-- Begin --
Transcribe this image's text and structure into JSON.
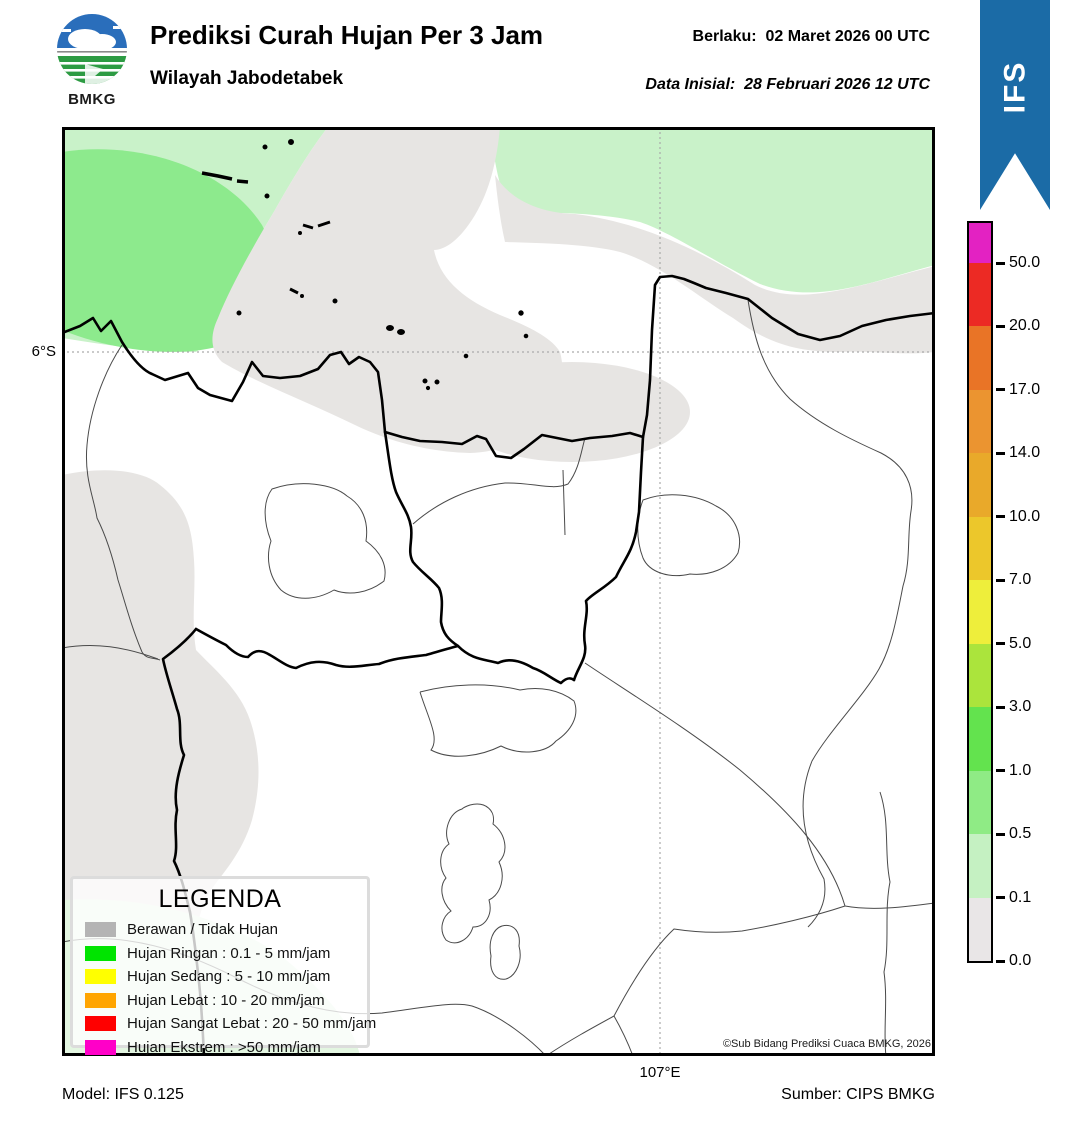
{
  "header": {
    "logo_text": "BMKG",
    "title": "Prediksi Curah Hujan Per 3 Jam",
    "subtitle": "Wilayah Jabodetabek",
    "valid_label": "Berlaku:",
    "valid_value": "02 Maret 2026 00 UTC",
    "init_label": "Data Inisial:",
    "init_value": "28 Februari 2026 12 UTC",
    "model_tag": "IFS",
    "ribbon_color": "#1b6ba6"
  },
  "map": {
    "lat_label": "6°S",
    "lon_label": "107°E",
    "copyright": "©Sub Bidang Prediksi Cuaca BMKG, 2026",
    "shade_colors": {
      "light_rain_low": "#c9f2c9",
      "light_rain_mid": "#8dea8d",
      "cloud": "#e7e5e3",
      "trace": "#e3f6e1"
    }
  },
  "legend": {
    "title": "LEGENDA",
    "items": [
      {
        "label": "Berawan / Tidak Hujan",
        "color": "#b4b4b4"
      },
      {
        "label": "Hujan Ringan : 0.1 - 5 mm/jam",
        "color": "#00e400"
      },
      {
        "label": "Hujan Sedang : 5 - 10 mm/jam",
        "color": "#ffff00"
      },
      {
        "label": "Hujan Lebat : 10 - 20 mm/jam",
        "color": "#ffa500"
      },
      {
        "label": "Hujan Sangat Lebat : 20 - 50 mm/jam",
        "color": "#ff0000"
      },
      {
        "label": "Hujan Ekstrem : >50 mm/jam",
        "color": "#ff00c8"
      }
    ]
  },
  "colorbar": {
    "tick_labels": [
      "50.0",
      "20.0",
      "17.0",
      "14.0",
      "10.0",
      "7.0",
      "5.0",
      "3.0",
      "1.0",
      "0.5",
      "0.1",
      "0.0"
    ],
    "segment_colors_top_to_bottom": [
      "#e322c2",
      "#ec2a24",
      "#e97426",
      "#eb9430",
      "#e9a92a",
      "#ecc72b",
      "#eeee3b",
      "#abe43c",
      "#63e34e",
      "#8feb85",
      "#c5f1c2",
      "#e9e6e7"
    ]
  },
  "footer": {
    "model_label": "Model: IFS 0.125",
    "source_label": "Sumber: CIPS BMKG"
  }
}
-- End --
-- Begin --
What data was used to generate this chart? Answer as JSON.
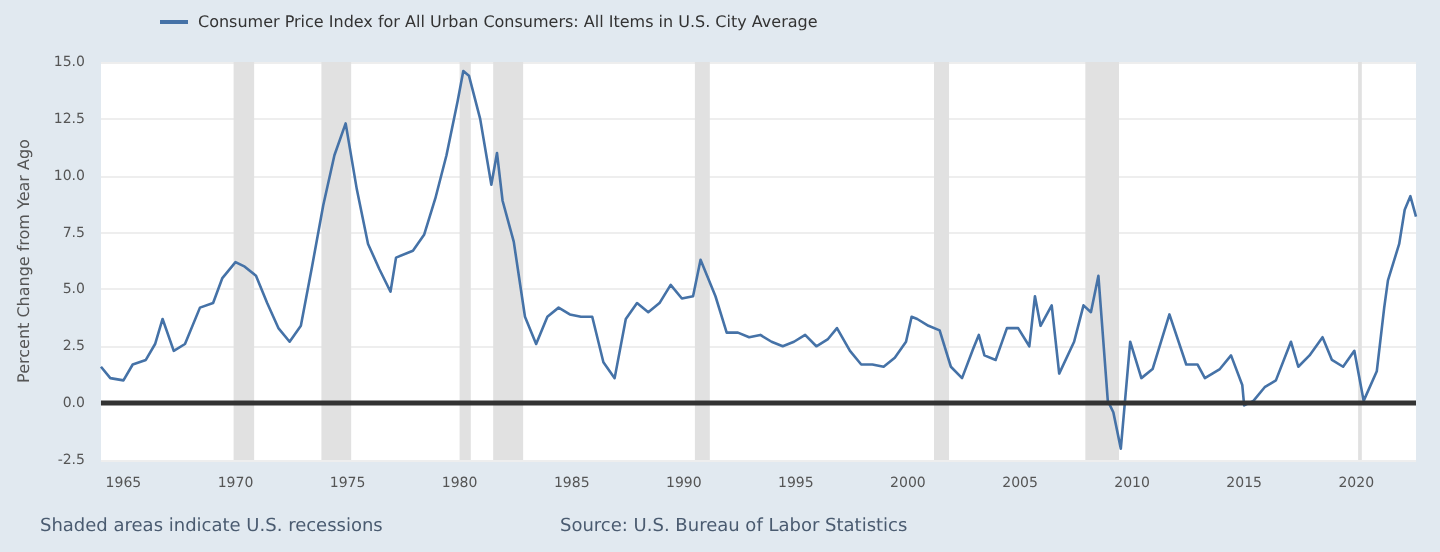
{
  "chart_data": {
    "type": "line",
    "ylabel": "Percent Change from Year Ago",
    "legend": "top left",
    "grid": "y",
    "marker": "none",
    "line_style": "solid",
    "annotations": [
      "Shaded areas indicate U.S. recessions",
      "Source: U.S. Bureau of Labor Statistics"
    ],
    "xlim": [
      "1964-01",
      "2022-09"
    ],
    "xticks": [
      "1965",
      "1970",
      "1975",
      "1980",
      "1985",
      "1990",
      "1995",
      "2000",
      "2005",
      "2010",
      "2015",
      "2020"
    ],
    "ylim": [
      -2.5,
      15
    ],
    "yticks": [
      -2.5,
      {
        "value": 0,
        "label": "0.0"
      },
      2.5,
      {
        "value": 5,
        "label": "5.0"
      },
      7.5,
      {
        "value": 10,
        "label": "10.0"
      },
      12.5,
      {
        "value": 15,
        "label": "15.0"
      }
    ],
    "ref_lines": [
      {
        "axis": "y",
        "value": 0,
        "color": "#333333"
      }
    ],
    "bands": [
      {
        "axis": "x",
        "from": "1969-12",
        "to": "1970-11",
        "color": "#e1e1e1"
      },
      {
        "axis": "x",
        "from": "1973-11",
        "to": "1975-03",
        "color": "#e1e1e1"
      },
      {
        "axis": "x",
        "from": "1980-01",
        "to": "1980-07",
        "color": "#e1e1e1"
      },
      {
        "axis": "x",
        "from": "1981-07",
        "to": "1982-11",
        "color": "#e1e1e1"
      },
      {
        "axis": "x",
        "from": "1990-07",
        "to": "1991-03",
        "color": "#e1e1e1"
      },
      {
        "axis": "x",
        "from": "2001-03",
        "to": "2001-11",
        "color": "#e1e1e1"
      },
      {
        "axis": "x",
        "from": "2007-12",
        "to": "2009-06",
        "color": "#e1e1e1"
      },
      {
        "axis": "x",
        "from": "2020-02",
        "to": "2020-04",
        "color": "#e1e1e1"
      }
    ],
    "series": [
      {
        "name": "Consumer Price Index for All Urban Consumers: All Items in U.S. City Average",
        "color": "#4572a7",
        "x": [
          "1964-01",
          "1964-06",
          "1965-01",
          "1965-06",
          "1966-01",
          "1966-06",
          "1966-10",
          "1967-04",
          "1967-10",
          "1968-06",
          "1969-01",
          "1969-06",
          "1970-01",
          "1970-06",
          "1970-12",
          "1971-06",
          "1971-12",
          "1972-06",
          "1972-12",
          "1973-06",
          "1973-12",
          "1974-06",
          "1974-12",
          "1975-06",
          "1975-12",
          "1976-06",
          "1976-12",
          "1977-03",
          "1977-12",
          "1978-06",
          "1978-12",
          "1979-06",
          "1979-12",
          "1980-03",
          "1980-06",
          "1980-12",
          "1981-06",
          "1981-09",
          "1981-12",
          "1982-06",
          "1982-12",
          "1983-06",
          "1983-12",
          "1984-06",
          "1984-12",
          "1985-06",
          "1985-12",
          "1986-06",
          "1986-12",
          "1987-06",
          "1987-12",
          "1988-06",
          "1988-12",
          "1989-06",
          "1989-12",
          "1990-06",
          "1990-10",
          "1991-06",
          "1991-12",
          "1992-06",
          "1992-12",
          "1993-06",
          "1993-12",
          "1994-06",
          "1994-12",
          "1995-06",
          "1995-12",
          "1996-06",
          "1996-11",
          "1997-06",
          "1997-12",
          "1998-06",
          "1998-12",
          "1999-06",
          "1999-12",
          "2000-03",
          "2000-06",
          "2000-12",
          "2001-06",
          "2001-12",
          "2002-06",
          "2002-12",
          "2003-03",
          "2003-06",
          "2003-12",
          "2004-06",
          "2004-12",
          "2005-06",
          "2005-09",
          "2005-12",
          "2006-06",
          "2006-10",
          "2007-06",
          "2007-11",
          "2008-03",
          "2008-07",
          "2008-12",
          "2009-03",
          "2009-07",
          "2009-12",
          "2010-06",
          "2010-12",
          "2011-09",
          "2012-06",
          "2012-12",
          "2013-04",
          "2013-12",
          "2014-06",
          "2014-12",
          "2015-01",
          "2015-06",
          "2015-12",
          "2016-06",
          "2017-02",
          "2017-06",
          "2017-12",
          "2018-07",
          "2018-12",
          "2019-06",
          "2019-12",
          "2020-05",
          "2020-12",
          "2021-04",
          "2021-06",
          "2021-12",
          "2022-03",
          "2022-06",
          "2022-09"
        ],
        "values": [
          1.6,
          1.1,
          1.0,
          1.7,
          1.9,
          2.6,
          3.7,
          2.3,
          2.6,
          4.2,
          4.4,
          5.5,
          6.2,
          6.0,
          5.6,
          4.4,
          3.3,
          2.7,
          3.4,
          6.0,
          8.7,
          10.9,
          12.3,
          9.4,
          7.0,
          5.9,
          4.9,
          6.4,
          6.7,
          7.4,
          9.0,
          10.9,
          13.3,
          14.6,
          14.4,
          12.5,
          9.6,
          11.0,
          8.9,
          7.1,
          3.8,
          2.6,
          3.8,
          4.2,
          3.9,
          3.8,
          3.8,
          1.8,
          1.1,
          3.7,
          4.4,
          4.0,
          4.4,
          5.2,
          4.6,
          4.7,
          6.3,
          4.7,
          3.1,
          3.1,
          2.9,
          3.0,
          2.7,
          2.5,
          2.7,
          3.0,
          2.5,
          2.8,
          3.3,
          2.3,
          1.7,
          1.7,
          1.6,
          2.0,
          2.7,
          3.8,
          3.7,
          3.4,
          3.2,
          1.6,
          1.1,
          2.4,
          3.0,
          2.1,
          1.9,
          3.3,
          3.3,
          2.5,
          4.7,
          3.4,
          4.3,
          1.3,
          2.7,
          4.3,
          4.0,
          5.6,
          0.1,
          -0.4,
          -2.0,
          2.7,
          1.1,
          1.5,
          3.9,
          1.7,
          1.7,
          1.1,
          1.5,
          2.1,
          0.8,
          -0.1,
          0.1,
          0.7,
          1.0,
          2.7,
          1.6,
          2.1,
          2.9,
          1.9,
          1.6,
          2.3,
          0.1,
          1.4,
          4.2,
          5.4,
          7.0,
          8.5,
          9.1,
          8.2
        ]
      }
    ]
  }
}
-- End --
-- Begin --
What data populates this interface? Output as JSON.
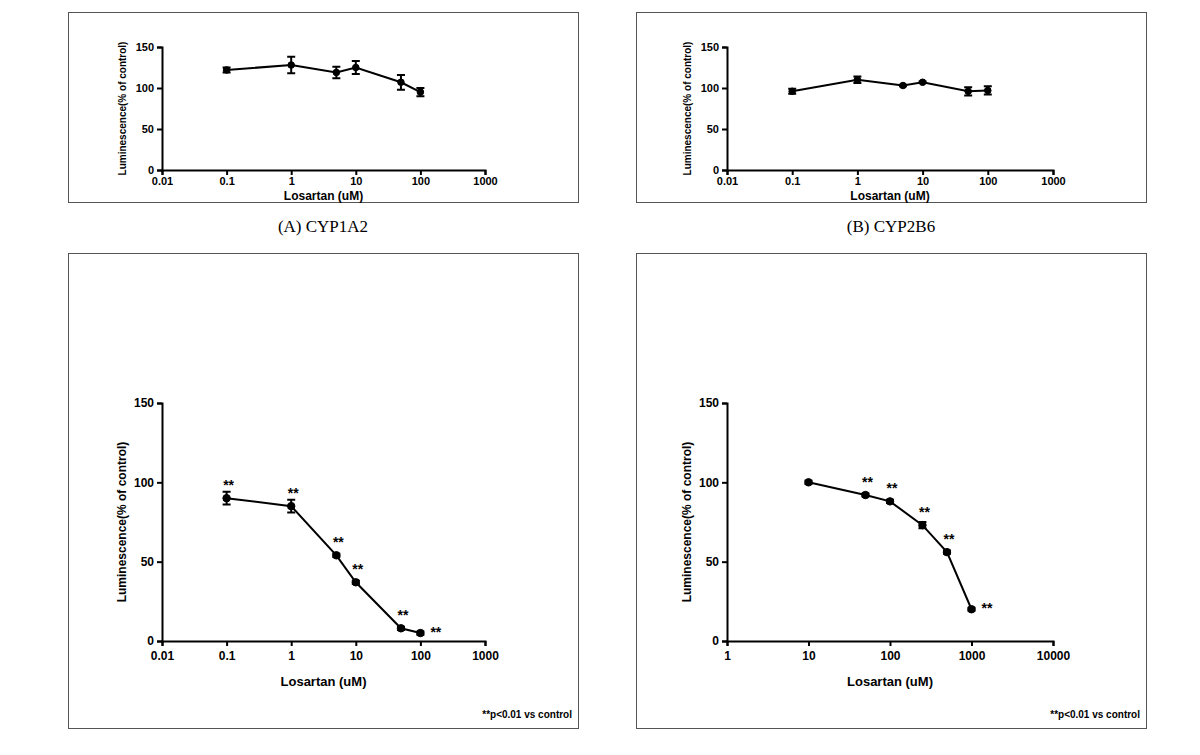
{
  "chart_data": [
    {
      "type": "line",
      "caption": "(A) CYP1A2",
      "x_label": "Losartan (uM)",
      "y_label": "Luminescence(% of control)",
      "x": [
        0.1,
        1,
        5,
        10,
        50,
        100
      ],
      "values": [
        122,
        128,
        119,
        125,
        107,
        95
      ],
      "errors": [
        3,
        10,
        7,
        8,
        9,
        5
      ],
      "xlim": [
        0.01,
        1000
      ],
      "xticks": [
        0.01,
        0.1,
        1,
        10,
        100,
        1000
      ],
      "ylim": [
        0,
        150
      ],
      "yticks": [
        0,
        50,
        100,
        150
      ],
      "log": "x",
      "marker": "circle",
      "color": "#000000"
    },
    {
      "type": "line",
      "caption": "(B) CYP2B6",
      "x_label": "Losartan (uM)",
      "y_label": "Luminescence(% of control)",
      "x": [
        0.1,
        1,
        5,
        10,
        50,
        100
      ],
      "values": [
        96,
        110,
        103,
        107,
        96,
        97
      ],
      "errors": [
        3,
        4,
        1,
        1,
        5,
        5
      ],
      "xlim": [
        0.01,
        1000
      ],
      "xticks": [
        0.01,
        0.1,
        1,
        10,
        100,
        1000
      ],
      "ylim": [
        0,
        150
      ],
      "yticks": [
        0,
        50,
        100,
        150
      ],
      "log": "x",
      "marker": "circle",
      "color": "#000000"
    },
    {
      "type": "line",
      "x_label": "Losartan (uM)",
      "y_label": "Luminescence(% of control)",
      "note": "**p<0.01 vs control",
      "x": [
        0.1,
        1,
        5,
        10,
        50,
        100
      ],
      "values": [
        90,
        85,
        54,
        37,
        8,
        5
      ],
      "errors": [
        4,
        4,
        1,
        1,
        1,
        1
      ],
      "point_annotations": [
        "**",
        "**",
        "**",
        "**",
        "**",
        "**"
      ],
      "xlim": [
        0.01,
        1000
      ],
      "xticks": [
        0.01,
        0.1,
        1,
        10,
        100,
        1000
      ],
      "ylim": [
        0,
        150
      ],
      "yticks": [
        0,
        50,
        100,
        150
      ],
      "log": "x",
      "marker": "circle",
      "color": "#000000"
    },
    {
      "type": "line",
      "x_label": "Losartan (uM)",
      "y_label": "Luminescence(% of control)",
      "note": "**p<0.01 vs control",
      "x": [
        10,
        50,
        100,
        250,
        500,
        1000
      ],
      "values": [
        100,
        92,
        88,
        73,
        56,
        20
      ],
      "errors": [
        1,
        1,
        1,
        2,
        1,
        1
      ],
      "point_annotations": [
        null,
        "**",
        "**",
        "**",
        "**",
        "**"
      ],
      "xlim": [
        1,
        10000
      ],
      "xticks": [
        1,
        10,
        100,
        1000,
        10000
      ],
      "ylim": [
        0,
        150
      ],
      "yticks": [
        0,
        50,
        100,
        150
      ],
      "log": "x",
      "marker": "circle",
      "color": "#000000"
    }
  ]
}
-- End --
* **Exercise task**
Copy each line in the data that holds the word "What".

* **Result**
What data was used to generate this chart? Answer as JSON.
What data populates this interface? Output as JSON.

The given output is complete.